[begin DATA TO PROCESS]

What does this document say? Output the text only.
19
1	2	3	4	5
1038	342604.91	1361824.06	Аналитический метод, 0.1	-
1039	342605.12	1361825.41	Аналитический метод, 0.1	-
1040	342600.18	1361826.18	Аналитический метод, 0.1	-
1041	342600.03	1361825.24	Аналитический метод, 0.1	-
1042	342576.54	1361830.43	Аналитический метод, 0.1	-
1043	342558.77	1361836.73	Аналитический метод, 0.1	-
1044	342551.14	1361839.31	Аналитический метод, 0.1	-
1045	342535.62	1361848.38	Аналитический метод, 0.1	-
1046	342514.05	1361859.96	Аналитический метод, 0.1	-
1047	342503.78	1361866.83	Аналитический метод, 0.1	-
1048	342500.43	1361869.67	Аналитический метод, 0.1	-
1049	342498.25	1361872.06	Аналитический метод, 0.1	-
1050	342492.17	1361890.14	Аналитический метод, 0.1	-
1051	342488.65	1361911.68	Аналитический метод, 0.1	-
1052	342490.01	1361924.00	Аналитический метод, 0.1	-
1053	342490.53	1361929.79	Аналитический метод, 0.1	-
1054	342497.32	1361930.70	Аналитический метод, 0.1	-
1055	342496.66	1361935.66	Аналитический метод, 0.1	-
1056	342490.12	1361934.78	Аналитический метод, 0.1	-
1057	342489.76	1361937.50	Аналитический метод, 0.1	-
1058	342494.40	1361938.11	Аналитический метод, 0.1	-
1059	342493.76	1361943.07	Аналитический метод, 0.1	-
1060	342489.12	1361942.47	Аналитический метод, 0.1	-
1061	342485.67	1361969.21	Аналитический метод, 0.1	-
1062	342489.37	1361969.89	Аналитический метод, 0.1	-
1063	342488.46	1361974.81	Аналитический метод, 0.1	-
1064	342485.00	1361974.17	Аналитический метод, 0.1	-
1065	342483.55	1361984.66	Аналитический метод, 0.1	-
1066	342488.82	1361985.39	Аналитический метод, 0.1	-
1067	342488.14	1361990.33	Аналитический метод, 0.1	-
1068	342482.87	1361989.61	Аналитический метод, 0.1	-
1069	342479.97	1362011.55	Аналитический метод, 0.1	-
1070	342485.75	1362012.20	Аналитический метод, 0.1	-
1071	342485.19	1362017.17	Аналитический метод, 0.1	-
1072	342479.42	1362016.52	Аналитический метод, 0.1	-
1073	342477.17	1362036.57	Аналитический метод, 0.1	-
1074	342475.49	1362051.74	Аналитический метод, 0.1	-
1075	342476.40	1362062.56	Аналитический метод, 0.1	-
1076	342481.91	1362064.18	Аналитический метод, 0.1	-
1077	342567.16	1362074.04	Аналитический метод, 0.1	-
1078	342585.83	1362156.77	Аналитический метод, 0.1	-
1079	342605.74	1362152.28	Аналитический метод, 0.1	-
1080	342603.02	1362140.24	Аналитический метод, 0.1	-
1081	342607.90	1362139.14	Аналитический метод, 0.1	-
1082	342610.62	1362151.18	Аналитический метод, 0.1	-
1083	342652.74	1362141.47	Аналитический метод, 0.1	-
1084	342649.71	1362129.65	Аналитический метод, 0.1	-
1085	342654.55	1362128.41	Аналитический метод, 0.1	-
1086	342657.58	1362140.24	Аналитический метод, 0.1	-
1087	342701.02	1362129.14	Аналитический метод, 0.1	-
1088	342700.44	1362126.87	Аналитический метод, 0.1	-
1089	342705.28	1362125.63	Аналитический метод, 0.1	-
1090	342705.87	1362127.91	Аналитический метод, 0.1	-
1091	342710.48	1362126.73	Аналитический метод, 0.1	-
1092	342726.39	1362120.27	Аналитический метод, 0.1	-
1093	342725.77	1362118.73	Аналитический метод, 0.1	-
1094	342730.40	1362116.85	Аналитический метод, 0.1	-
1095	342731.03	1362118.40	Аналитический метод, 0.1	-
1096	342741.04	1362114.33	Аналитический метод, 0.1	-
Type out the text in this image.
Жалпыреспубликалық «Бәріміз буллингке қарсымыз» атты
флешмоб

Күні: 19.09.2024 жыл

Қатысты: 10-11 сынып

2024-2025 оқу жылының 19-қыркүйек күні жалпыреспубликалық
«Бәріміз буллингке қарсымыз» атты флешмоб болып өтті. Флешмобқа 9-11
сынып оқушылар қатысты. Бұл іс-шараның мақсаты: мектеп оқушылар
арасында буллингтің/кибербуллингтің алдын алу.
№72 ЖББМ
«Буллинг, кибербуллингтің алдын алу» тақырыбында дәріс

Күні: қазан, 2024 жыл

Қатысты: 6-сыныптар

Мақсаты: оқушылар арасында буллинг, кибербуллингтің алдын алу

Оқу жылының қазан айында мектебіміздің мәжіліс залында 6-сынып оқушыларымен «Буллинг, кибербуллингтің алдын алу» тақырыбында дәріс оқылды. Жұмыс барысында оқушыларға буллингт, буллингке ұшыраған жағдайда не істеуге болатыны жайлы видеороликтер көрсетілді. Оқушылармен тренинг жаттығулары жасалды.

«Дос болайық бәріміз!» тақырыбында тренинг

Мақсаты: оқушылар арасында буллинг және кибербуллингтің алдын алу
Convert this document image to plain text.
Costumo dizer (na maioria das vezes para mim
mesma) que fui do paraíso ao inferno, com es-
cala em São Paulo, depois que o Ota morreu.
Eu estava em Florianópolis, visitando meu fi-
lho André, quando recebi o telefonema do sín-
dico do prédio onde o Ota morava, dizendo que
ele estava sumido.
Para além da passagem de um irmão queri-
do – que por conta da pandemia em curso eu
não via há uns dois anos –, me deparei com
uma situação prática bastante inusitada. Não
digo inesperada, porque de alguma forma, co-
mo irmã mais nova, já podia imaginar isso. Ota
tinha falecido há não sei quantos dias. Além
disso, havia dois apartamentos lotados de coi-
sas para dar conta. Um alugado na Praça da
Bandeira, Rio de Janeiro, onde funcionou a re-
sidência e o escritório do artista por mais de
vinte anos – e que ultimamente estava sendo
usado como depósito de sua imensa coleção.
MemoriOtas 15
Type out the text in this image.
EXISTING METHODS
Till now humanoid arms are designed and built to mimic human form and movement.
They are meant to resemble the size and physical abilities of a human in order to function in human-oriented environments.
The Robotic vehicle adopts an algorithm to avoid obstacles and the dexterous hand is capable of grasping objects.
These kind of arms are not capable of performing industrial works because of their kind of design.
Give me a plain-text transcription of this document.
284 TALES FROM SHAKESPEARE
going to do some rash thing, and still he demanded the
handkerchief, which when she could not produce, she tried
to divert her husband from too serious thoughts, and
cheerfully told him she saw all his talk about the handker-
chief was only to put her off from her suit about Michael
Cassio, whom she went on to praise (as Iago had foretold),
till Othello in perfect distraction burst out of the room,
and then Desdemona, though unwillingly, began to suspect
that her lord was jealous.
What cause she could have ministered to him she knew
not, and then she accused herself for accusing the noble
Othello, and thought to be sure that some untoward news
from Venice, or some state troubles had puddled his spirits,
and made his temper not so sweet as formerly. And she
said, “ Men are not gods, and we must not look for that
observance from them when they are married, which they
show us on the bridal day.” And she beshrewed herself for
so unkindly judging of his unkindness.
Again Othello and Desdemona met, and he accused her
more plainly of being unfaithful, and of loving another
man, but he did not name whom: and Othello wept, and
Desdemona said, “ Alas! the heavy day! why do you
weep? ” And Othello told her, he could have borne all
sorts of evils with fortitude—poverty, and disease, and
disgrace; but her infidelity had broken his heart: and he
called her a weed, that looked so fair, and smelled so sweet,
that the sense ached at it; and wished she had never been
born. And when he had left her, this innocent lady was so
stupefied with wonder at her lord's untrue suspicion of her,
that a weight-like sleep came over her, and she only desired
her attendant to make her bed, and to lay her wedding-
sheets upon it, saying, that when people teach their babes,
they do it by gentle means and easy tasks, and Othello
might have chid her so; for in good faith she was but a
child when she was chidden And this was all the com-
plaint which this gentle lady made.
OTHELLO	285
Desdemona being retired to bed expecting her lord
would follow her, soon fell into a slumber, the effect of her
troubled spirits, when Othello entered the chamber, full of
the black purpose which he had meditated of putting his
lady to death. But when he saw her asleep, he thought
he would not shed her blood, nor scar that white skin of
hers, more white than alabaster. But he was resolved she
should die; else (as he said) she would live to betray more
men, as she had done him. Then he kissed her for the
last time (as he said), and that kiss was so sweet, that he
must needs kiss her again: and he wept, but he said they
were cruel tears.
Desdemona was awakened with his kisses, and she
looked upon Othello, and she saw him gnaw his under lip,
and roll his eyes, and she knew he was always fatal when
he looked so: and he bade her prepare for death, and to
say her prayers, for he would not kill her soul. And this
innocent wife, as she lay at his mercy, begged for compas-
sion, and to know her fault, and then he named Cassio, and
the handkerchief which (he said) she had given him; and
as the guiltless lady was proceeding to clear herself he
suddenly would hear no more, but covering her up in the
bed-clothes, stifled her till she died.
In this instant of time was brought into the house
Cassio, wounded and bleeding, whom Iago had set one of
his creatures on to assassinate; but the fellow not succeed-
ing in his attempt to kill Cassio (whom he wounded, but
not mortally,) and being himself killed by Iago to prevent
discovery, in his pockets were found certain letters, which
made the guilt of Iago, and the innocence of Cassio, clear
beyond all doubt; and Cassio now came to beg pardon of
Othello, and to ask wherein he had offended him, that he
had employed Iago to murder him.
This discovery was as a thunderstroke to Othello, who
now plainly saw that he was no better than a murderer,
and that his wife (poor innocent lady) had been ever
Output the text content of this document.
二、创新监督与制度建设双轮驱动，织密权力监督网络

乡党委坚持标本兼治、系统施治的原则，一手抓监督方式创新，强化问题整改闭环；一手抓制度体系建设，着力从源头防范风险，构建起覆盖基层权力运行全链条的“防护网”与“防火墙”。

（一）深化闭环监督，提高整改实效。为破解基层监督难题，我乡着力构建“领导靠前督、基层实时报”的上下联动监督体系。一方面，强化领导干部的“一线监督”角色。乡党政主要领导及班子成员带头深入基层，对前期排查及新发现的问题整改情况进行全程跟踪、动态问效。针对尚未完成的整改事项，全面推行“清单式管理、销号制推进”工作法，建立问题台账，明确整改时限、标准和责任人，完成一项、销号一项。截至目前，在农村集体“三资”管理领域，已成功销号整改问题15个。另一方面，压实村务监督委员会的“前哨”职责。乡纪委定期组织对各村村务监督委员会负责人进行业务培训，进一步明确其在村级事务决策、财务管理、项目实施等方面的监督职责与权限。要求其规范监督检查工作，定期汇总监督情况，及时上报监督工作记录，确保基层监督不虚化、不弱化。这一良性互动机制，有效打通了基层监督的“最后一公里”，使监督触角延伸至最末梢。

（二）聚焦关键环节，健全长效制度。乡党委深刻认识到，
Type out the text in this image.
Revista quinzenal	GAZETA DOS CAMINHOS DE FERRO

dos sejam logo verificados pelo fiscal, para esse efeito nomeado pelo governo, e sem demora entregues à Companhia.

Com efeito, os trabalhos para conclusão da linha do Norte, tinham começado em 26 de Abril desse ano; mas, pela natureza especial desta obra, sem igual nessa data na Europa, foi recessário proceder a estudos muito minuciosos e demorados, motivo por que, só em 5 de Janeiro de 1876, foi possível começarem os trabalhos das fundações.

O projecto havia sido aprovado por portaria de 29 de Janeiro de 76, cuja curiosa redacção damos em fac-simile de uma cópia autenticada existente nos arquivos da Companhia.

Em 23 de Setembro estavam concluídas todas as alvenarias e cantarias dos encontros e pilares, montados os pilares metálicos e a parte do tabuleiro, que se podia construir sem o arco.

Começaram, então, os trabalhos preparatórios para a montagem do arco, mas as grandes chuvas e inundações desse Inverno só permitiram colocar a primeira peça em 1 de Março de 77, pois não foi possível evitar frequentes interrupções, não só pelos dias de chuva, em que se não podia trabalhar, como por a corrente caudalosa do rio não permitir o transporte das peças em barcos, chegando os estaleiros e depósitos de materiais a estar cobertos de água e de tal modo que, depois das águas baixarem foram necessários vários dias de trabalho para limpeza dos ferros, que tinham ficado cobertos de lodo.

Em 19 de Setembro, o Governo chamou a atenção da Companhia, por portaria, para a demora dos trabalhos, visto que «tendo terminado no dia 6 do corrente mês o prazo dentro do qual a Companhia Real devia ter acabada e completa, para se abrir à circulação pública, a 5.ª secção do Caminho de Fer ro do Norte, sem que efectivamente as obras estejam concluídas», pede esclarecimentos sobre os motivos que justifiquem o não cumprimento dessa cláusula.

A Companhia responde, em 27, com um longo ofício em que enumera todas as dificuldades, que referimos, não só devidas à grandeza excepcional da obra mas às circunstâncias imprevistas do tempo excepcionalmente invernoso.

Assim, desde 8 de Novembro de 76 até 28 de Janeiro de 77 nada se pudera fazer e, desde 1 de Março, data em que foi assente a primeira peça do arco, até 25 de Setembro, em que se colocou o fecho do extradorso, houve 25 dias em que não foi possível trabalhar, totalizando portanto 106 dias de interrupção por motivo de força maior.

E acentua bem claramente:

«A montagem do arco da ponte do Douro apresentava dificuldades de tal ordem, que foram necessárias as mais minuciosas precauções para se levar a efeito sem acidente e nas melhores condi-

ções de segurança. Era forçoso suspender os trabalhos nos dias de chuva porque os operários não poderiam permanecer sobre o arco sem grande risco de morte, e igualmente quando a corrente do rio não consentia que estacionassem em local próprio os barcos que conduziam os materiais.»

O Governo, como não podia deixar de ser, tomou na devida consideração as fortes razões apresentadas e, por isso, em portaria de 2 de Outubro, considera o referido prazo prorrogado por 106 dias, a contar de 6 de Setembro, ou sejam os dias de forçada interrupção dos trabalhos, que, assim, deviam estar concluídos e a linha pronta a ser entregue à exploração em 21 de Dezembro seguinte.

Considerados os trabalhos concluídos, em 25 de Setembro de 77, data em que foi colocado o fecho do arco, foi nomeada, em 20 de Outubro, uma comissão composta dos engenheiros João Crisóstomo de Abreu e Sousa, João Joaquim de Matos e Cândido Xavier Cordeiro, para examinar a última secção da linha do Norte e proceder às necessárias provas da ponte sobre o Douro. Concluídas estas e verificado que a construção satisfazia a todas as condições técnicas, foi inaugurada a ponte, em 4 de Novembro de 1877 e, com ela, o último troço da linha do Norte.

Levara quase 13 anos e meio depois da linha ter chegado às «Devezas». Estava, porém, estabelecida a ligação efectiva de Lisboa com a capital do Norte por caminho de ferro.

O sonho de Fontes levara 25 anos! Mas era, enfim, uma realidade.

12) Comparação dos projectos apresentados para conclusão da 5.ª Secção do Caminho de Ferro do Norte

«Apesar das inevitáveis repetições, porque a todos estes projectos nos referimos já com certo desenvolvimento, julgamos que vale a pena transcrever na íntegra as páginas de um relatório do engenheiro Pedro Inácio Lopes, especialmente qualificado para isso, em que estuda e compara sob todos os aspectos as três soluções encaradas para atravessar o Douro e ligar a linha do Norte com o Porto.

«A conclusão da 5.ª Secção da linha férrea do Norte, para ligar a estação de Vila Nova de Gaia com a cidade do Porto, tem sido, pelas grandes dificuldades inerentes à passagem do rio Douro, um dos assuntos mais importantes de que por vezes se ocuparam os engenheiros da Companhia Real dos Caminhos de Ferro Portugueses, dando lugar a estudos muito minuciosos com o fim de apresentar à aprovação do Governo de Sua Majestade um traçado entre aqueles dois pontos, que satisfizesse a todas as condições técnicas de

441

[end DATA TO PROCESS]

*WRITTEN PROBLEM*
Look through the data above. Copy every line with the string "ligar" in it.

*EXPECTED ANSWER*
«Apesar das inevitáveis repetições, porque a todos estes projectos nos referimos já com certo desenvolvimento, julgamos que vale a pena transcrever na íntegra as páginas de um relatório do engenheiro Pedro Inácio Lopes, especialmente qualificado para isso, em que estuda e compara sob todos os aspectos as três soluções encaradas para atravessar o Douro e ligar a linha do Norte com o Porto.
«A conclusão da 5.ª Secção da linha férrea do Norte, para ligar a estação de Vila Nova de Gaia com a cidade do Porto, tem sido, pelas grandes dificuldades inerentes à passagem do rio Douro, um dos assuntos mais importantes de que por vezes se ocuparam os engenheiros da Companhia Real dos Caminhos de Ferro Portugueses, dando lugar a estudos muito minuciosos com o fim de apresentar à aprovação do Governo de Sua Majestade um traçado entre aqueles dois pontos, que satisfizesse a todas as condições técnicas de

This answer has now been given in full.